Supplied material Start Marker
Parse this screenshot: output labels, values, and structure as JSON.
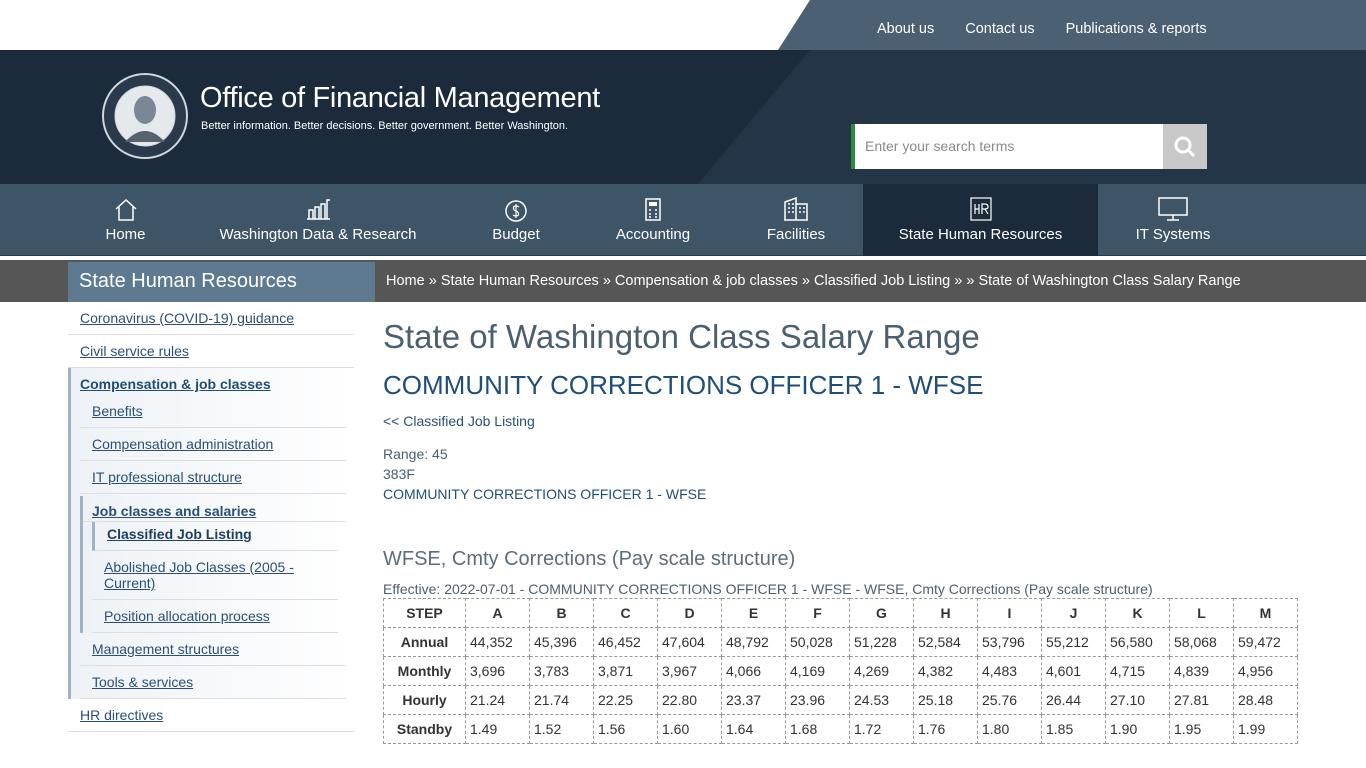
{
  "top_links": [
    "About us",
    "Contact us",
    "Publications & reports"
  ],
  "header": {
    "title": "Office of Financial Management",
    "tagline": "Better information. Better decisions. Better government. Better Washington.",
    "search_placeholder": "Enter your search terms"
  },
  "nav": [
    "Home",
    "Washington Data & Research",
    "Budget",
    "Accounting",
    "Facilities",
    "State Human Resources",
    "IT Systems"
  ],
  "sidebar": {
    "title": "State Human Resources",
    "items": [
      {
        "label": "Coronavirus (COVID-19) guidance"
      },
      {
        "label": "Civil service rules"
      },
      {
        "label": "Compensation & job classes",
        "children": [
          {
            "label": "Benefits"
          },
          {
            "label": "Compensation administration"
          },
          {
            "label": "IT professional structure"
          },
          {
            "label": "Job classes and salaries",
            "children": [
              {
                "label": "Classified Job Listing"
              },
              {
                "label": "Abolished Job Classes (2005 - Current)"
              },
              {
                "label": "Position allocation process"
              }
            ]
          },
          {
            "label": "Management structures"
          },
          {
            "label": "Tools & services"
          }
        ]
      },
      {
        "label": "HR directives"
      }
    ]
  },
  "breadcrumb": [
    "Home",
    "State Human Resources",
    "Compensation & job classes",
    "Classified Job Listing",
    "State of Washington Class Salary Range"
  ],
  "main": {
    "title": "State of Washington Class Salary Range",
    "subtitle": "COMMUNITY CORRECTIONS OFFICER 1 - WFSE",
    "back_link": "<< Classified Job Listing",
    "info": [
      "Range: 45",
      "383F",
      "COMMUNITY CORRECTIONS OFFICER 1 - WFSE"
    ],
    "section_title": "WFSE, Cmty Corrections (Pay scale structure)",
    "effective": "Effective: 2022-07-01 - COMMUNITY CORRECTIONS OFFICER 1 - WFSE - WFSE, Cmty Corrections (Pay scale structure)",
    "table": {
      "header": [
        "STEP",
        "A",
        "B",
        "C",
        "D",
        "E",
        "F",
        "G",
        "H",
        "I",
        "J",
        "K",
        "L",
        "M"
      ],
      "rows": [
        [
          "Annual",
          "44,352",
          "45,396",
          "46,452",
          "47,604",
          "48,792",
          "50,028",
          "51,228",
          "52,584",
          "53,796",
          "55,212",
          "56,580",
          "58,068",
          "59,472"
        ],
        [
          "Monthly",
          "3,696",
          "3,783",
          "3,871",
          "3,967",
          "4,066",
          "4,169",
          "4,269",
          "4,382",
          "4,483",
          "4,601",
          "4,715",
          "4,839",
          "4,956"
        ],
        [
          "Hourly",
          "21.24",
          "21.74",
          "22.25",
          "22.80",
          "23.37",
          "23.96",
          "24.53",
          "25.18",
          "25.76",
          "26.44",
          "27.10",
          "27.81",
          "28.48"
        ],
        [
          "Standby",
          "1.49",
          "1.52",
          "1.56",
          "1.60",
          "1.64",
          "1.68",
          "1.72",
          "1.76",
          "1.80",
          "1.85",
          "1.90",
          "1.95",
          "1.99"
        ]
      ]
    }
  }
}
Supplied material End Marker
Supplied material Start Marker
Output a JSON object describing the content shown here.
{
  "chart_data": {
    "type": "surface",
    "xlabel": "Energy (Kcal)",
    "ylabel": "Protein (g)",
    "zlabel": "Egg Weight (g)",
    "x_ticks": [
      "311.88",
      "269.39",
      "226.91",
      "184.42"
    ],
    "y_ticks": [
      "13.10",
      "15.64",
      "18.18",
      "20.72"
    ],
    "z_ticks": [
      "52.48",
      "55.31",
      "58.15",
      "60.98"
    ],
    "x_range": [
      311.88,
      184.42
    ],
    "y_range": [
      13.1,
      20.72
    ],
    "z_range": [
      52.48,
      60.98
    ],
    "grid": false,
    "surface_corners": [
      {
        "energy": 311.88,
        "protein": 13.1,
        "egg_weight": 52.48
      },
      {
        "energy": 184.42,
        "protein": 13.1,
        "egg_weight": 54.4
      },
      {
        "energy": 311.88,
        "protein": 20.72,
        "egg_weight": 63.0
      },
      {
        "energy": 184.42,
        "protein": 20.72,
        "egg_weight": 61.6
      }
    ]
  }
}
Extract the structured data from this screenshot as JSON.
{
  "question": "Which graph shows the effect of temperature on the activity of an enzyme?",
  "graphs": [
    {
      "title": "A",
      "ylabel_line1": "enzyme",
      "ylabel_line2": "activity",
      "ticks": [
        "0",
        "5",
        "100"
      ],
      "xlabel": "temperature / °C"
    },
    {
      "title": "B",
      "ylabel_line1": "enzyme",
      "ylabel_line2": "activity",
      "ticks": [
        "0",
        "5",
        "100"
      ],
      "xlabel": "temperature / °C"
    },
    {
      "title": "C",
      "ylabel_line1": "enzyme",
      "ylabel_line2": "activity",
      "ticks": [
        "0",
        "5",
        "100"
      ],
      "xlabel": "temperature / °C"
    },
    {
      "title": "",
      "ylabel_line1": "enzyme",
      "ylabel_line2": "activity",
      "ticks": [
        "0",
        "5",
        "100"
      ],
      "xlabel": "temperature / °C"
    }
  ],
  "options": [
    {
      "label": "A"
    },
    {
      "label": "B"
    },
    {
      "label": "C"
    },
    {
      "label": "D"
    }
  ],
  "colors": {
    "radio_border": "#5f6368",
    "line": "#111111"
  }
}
Supplied material End Marker
* **What is needed**
Show every line of the listing containing the string "this" by copying it.

* **Solved exercise**
Parse this screenshot: output labels, values, and structure as JSON.
Extract the structured data from this screenshot as JSON.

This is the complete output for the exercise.